■ Task
Emit the data below verbatim, stripping out any pictures.

[Dataset entries]

★ ★ ★ ★

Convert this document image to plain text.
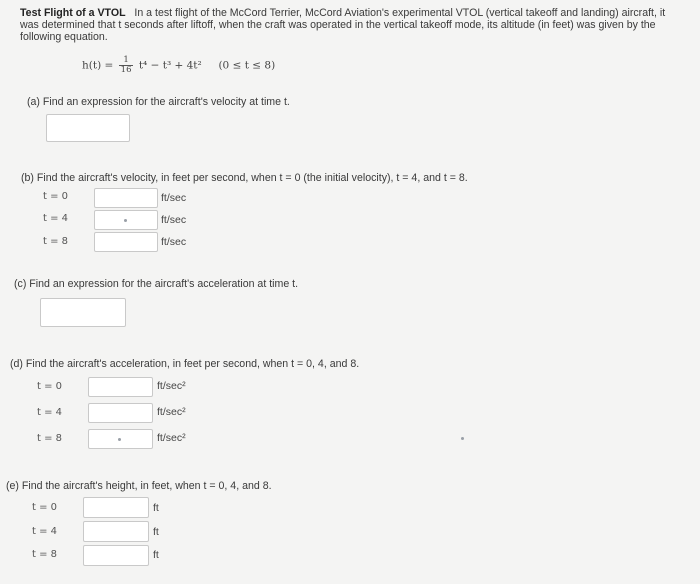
Test Flight of a VTOL In a test flight of the McCord Terrier, McCord Aviation's experimental VTOL (vertical takeoff and landing) aircraft, it was determined that t seconds after liftoff, when the craft was operated in the vertical takeoff mode, its altitude (in feet) was given by the following equation.
$h(t) = \frac{1}{16} t^4 - t^3 + 4t^2$ (0 ≤ t ≤ 8)
(a) Find an expression for the aircraft's velocity at time t.
(b) Find the aircraft's velocity, in feet per second, when t = 0 (the initial velocity), t = 4, and t = 8.
t = 0	ft/sec
t = 4	ft/sec
t = 8	ft/sec
(c) Find an expression for the aircraft's acceleration at time t.
(d) Find the aircraft's acceleration, in feet per second, when t = 0, 4, and 8.
t = 0	ft/sec²
t = 4	ft/sec²
t = 8	ft/sec²
(e) Find the aircraft's height, in feet, when t = 0, 4, and 8.
t = 0	ft
t = 4	ft
t = 8	ft
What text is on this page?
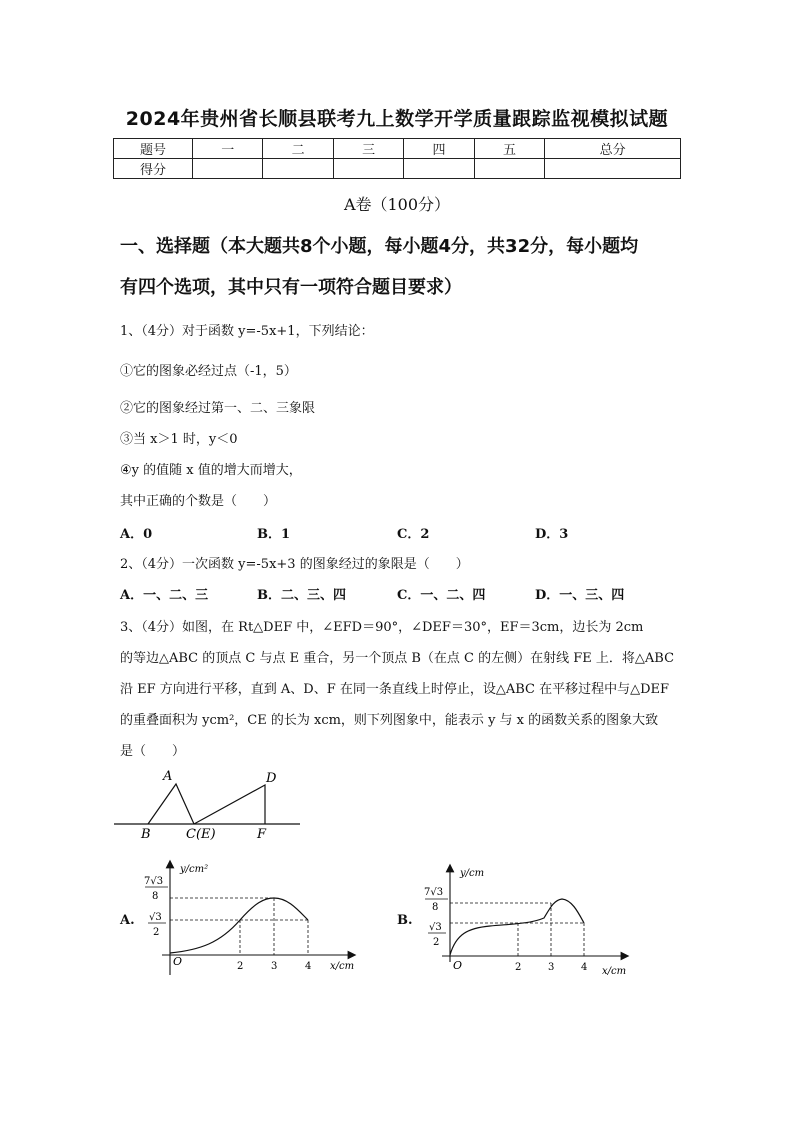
2024年贵州省长顺县联考九上数学开学质量跟踪监视模拟试题
题号	一	二	三	四	五	总分
得分						
A卷（100分）
一、选择题（本大题共8个小题，每小题4分，共32分，每小题均
有四个选项，其中只有一项符合题目要求）
1、（4分）对于函数 y=-5x+1，下列结论：
①它的图象必经过点（-1，5）
②它的图象经过第一、二、三象限
③当 x＞1 时，y＜0
④y 的值随 x 值的增大而增大，
其中正确的个数是（　　）
A．0	B．1	C．2	D．3
2、（4分）一次函数 y=-5x+3 的图象经过的象限是（　　）
A．一、二、三	B．二、三、四	C．一、二、四	D．一、三、四
3、（4分）如图，在 Rt△DEF 中，∠EFD＝90°，∠DEF＝30°，EF＝3cm，边长为 2cm
的等边△ABC 的顶点 C 与点 E 重合，另一个顶点 B（在点 C 的左侧）在射线 FE 上．将△ABC
沿 EF 方向进行平移，直到 A、D、F 在同一条直线上时停止，设△ABC 在平移过程中与△DEF
的重叠面积为 ycm²，CE 的长为 xcm，则下列图象中，能表示 y 与 x 的函数关系的图象大致
是（　　）
A
B	C(E)
D
F
A.
y/cm²
x/cm
O
7√3
8
√3
2
2	3	4
B.
y/cm
x/cm
O
7√3
8
√3
2
2	3	4
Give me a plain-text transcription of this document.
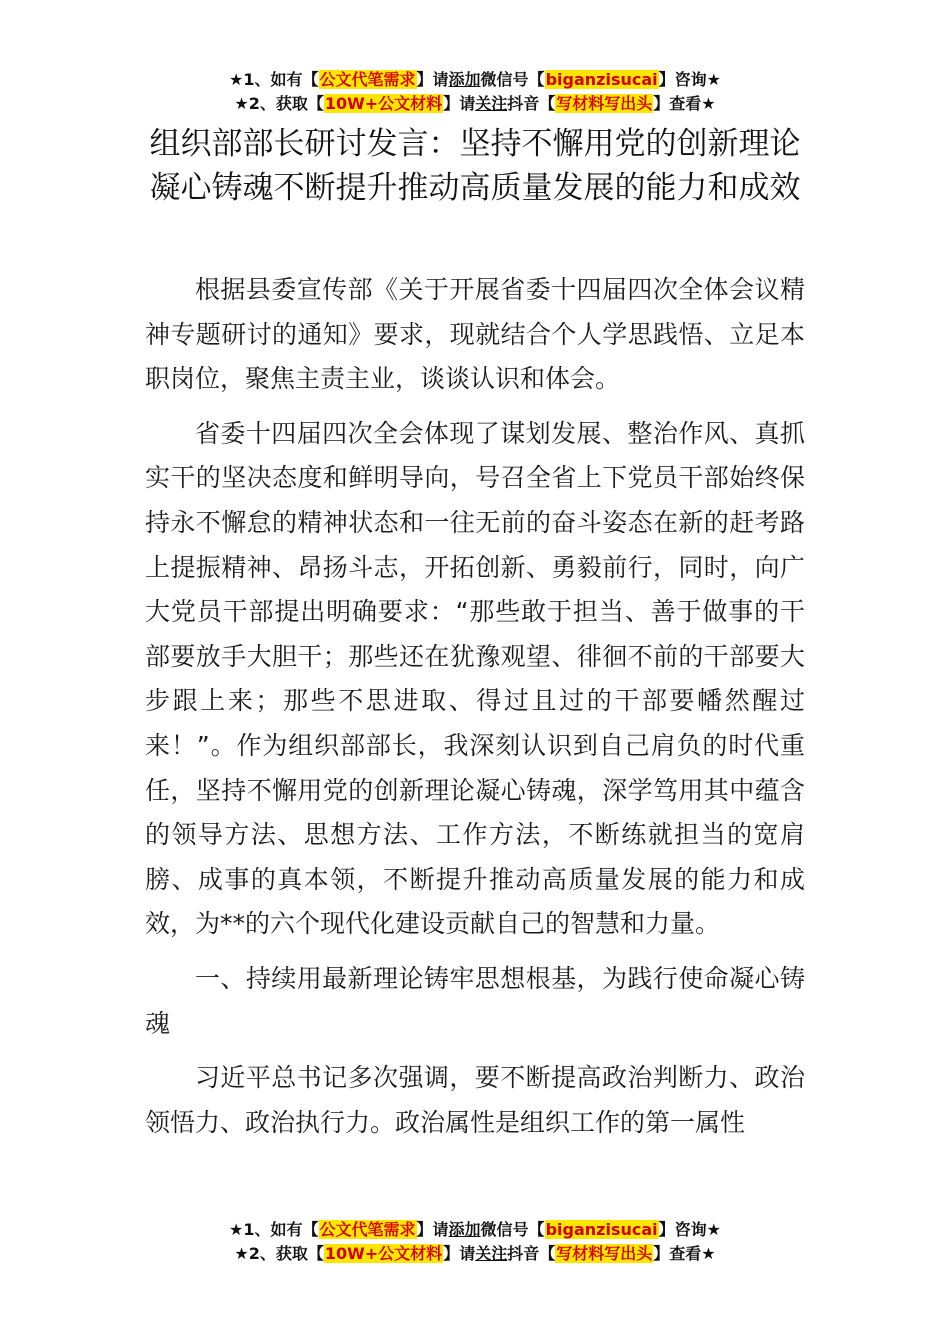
★1、如有【公文代笔需求】请添加微信号【biganzisucai】咨询★
★2、获取【10W+公文材料】请关注抖音【写材料写出头】查看★
组织部部长研讨发言：坚持不懈用党的创新理论凝心铸魂不断提升推动高质量发展的能力和成效

根据县委宣传部《关于开展省委十四届四次全体会议精神专题研讨的通知》要求，现就结合个人学思践悟、立足本职岗位，聚焦主责主业，谈谈认识和体会。

省委十四届四次全会体现了谋划发展、整治作风、真抓实干的坚决态度和鲜明导向，号召全省上下党员干部始终保持永不懈怠的精神状态和一往无前的奋斗姿态在新的赶考路上提振精神、昂扬斗志，开拓创新、勇毅前行，同时，向广大党员干部提出明确要求：“那些敢于担当、善于做事的干部要放手大胆干；那些还在犹豫观望、徘徊不前的干部要大步跟上来；那些不思进取、得过且过的干部要幡然醒过来！”。作为组织部部长，我深刻认识到自己肩负的时代重任，坚持不懈用党的创新理论凝心铸魂，深学笃用其中蕴含的领导方法、思想方法、工作方法，不断练就担当的宽肩膀、成事的真本领，不断提升推动高质量发展的能力和成效，为**的六个现代化建设贡献自己的智慧和力量。

一、持续用最新理论铸牢思想根基，为践行使命凝心铸魂

习近平总书记多次强调，要不断提高政治判断力、政治领悟力、政治执行力。政治属性是组织工作的第一属性

★1、如有【公文代笔需求】请添加微信号【biganzisucai】咨询★
★2、获取【10W+公文材料】请关注抖音【写材料写出头】查看★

★ ★ ★ ★

■ Output for this exercise
Convert this document image to plain text.
Test Flight of a VTOL In a test flight of the McCord Terrier, McCord Aviation's experimental VTOL (vertical takeoff and landing) aircraft, it was determined that t seconds after liftoff, when the craft was operated in the vertical takeoff mode, its altitude (in feet) was given by the following equation.
$h(t) = \frac{1}{16} t^4 - t^3 + 4t^2$ (0 ≤ t ≤ 8)
(a) Find an expression for the aircraft's velocity at time t.
(b) Find the aircraft's velocity, in feet per second, when t = 0 (the initial velocity), t = 4, and t = 8.
t = 0	ft/sec
t = 4	ft/sec
t = 8	ft/sec
(c) Find an expression for the aircraft's acceleration at time t.
(d) Find the aircraft's acceleration, in feet per second, when t = 0, 4, and 8.
t = 0	ft/sec²
t = 4	ft/sec²
t = 8	ft/sec²
(e) Find the aircraft's height, in feet, when t = 0, 4, and 8.
t = 0	ft
t = 4	ft
t = 8	ft
What text is on this page?
2024年贵州省长顺县联考九上数学开学质量跟踪监视模拟试题
题号	一	二	三	四	五	总分
得分						
A卷（100分）
一、选择题（本大题共8个小题，每小题4分，共32分，每小题均
有四个选项，其中只有一项符合题目要求）
1、（4分）对于函数 y=-5x+1，下列结论：
①它的图象必经过点（-1，5）
②它的图象经过第一、二、三象限
③当 x＞1 时，y＜0
④y 的值随 x 值的增大而增大，
其中正确的个数是（　　）
A．0	B．1	C．2	D．3
2、（4分）一次函数 y=-5x+3 的图象经过的象限是（　　）
A．一、二、三	B．二、三、四	C．一、二、四	D．一、三、四
3、（4分）如图，在 Rt△DEF 中，∠EFD＝90°，∠DEF＝30°，EF＝3cm，边长为 2cm
的等边△ABC 的顶点 C 与点 E 重合，另一个顶点 B（在点 C 的左侧）在射线 FE 上．将△ABC
沿 EF 方向进行平移，直到 A、D、F 在同一条直线上时停止，设△ABC 在平移过程中与△DEF
的重叠面积为 ycm²，CE 的长为 xcm，则下列图象中，能表示 y 与 x 的函数关系的图象大致
是（　　）
A
B	C(E)
D
F
A.
y/cm²
x/cm
O
7√3
8
√3
2
2	3	4
B.
y/cm
x/cm
O
7√3
8
√3
2
2	3	4
Give me a plain-text transcription of this document.
★1、如有【公文代笔需求】请添加微信号【biganzisucai】咨询★
★2、获取【10W+公文材料】请关注抖音【写材料写出头】查看★
组织部部长研讨发言：坚持不懈用党的创新理论凝心铸魂不断提升推动高质量发展的能力和成效

根据县委宣传部《关于开展省委十四届四次全体会议精神专题研讨的通知》要求，现就结合个人学思践悟、立足本职岗位，聚焦主责主业，谈谈认识和体会。

省委十四届四次全会体现了谋划发展、整治作风、真抓实干的坚决态度和鲜明导向，号召全省上下党员干部始终保持永不懈怠的精神状态和一往无前的奋斗姿态在新的赶考路上提振精神、昂扬斗志，开拓创新、勇毅前行，同时，向广大党员干部提出明确要求：“那些敢于担当、善于做事的干部要放手大胆干；那些还在犹豫观望、徘徊不前的干部要大步跟上来；那些不思进取、得过且过的干部要幡然醒过来！”。作为组织部部长，我深刻认识到自己肩负的时代重任，坚持不懈用党的创新理论凝心铸魂，深学笃用其中蕴含的领导方法、思想方法、工作方法，不断练就担当的宽肩膀、成事的真本领，不断提升推动高质量发展的能力和成效，为**的六个现代化建设贡献自己的智慧和力量。

一、持续用最新理论铸牢思想根基，为践行使命凝心铸魂

习近平总书记多次强调，要不断提高政治判断力、政治领悟力、政治执行力。政治属性是组织工作的第一属性

★1、如有【公文代笔需求】请添加微信号【biganzisucai】咨询★
★2、获取【10W+公文材料】请关注抖音【写材料写出头】查看★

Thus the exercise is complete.